• [What you will do] Gather up every line from the entries below that uses the word "lead".

• [Given entries]
## Begin

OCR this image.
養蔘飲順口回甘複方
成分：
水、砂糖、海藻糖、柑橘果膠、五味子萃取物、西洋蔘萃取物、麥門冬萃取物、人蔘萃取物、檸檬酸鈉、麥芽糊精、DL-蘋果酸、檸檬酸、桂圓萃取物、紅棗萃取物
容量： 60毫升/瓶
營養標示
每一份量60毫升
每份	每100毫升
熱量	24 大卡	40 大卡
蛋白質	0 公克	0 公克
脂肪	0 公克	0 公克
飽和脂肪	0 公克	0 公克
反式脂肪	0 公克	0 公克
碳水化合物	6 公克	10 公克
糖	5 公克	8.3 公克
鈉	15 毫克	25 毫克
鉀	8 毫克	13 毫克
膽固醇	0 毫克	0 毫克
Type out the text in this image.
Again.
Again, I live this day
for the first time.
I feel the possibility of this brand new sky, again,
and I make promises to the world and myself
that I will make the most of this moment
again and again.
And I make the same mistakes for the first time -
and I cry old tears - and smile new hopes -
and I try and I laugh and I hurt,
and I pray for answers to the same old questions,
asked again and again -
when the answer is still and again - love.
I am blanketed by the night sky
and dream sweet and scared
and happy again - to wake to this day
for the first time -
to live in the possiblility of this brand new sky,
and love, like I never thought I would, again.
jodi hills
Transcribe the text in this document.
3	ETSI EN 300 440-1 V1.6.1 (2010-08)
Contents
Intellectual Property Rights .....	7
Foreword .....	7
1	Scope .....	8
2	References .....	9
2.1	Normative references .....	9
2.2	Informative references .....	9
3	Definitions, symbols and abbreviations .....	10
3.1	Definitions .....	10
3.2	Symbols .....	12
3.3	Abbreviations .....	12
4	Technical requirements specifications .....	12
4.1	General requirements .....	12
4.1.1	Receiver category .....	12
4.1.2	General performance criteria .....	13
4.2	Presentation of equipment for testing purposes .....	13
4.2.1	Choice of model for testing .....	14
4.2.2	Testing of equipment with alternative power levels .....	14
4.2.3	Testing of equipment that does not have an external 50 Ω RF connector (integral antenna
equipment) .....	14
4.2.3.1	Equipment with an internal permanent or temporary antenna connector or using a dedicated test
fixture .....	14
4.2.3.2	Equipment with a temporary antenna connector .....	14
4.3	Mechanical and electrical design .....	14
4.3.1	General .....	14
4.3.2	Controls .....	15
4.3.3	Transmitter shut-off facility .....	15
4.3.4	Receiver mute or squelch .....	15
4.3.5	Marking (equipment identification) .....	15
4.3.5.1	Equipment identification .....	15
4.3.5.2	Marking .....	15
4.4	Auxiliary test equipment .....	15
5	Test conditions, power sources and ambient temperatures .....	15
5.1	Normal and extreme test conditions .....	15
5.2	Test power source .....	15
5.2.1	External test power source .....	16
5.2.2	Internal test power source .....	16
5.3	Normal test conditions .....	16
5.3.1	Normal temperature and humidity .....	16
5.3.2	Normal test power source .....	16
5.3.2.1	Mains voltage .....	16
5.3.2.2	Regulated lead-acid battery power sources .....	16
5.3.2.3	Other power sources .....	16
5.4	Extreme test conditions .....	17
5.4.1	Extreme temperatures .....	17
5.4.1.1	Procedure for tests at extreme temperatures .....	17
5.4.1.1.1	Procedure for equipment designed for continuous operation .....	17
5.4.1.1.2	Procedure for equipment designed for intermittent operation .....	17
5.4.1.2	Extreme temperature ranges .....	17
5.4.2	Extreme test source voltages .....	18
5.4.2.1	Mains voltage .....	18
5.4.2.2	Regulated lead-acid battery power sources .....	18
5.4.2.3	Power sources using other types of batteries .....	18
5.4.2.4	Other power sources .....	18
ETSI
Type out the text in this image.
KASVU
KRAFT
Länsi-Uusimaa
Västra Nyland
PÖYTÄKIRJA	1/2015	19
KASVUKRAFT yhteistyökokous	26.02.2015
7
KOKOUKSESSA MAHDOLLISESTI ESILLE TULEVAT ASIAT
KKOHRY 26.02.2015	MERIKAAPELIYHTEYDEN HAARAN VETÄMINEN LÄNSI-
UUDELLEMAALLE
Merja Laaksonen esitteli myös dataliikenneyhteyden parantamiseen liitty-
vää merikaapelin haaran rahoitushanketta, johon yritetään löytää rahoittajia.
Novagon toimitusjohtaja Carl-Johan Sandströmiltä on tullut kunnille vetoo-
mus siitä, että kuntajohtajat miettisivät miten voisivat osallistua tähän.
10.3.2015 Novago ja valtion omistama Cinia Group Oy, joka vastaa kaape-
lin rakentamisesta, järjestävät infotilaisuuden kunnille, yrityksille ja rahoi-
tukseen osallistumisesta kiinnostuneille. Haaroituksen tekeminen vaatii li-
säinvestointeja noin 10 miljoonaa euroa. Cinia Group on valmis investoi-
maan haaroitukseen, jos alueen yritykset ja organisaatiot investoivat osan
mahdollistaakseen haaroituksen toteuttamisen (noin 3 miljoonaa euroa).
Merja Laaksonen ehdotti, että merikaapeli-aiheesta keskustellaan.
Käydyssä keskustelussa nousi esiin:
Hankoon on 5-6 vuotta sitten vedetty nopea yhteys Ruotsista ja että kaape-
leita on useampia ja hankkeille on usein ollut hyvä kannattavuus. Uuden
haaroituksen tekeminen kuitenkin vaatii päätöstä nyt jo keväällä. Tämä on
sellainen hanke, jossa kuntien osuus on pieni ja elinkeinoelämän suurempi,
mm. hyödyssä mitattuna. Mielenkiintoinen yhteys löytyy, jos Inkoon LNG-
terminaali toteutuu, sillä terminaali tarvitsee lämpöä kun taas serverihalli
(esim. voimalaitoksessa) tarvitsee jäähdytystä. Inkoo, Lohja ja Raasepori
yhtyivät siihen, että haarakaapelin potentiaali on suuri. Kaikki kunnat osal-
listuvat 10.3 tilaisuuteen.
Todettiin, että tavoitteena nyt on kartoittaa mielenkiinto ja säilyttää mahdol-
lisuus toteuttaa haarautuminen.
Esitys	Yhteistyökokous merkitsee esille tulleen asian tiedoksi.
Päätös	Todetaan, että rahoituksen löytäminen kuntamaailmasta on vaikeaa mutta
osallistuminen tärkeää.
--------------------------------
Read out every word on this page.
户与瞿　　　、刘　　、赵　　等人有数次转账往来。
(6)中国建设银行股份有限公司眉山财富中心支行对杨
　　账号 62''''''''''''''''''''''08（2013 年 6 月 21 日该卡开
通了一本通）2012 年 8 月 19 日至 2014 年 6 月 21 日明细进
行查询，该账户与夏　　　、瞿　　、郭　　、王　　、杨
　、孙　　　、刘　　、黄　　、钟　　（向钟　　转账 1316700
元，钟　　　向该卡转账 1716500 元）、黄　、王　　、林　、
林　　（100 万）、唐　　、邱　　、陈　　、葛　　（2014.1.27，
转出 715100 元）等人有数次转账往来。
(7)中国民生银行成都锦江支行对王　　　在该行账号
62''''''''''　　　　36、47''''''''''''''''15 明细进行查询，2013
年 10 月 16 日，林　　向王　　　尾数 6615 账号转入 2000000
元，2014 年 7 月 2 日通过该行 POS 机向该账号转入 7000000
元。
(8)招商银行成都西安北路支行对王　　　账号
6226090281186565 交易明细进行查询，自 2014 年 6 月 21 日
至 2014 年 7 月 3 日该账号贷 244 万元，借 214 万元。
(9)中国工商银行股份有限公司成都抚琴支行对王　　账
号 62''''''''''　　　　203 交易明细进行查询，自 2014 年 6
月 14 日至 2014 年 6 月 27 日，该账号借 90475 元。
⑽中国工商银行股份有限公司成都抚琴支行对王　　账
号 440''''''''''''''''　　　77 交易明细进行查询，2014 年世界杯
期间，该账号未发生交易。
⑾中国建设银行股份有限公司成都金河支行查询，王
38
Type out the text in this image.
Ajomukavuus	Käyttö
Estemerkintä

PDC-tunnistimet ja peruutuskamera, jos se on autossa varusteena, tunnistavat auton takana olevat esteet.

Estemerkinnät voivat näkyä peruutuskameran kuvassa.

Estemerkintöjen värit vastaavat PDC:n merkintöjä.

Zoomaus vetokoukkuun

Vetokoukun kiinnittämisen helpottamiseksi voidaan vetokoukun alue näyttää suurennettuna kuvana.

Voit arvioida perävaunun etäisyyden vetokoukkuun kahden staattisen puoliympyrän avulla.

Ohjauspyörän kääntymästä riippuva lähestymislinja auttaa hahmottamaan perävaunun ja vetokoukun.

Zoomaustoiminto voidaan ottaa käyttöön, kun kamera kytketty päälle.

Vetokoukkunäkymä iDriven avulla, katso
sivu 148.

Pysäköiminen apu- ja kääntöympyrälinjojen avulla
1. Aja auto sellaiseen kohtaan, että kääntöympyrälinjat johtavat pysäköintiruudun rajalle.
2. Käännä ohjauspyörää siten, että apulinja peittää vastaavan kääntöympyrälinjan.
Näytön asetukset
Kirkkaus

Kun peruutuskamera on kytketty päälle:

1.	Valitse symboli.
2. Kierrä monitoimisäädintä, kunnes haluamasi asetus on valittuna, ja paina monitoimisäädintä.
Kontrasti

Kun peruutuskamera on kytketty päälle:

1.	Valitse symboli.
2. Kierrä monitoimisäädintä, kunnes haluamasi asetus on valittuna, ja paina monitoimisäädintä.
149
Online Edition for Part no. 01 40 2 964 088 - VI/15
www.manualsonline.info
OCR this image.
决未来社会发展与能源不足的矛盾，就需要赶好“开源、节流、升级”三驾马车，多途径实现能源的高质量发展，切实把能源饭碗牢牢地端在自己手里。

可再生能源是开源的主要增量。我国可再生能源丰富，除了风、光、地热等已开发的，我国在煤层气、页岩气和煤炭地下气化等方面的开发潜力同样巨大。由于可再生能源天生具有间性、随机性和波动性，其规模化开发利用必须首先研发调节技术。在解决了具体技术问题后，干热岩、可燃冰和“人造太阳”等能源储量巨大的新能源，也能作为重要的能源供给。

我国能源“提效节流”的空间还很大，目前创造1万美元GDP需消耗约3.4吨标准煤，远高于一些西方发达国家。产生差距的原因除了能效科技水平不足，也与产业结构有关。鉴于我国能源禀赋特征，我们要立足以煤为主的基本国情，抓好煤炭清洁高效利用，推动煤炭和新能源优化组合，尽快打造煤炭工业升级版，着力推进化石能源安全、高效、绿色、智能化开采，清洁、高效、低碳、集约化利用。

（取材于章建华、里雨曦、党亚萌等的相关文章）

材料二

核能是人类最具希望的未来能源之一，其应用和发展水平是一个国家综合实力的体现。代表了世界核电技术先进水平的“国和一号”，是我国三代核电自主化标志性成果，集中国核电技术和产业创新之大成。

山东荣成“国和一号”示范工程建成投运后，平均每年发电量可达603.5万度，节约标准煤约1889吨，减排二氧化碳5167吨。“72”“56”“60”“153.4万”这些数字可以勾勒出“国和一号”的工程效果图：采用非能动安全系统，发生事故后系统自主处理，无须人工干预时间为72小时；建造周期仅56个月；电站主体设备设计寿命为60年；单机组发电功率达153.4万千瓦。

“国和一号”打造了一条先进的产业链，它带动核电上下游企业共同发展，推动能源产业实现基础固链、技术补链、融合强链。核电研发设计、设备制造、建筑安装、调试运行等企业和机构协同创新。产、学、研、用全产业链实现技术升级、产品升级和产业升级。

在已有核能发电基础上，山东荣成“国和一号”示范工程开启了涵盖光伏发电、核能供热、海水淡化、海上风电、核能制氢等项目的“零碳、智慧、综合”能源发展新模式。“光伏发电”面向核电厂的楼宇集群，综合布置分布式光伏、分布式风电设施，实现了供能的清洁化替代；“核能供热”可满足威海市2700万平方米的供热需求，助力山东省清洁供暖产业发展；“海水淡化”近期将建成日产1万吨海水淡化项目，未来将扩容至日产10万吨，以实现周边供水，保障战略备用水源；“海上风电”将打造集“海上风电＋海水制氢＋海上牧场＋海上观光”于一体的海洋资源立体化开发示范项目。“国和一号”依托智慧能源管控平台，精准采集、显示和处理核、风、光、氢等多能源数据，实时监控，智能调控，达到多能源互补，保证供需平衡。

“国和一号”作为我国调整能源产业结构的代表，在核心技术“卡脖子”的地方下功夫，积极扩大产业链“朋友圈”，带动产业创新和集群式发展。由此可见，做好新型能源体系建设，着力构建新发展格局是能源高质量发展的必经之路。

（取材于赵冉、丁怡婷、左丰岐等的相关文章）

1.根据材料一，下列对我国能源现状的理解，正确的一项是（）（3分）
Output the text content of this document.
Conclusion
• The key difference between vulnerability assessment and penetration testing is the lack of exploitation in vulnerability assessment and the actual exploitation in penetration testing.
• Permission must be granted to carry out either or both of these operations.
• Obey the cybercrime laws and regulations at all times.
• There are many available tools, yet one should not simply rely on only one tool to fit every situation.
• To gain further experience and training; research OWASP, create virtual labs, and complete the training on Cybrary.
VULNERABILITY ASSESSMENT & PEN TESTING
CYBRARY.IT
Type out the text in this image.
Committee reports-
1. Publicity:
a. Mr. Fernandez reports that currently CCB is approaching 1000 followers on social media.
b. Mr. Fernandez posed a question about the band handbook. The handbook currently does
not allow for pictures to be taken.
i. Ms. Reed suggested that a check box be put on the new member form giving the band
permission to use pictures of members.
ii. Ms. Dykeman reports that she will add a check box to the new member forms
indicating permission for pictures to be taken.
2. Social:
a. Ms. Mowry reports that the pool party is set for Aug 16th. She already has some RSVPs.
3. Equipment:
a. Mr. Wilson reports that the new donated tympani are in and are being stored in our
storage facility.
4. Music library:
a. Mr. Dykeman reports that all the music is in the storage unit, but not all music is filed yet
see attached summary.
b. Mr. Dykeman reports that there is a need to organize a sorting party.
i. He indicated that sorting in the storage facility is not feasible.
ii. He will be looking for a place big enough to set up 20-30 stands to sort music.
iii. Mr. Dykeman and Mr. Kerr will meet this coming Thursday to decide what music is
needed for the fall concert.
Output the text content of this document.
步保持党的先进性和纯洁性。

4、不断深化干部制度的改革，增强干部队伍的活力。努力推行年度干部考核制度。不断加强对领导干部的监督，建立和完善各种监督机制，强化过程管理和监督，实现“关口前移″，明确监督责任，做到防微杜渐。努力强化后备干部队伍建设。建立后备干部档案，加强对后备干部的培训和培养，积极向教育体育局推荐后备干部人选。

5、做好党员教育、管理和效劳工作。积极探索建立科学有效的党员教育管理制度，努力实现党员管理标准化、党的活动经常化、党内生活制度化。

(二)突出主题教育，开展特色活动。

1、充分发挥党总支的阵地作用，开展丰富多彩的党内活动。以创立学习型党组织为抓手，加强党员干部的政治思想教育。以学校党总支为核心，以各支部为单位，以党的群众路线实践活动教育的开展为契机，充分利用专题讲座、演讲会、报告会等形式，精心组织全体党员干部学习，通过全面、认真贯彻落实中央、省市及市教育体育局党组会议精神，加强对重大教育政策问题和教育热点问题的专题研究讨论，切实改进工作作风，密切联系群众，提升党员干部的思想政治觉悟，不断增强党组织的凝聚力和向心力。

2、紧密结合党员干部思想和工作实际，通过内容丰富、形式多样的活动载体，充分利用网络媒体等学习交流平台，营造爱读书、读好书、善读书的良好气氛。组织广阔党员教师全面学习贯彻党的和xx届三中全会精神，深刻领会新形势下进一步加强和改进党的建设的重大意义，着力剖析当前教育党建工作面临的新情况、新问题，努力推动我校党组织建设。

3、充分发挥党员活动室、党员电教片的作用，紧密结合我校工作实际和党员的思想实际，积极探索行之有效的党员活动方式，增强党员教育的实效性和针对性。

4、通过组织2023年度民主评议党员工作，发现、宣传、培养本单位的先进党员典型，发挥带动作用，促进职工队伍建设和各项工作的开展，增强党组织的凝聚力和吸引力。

## End

• [Full response]
5.3.2.2	Regulated lead-acid battery power sources .....	16
5.4.2.2	Regulated lead-acid battery power sources .....	18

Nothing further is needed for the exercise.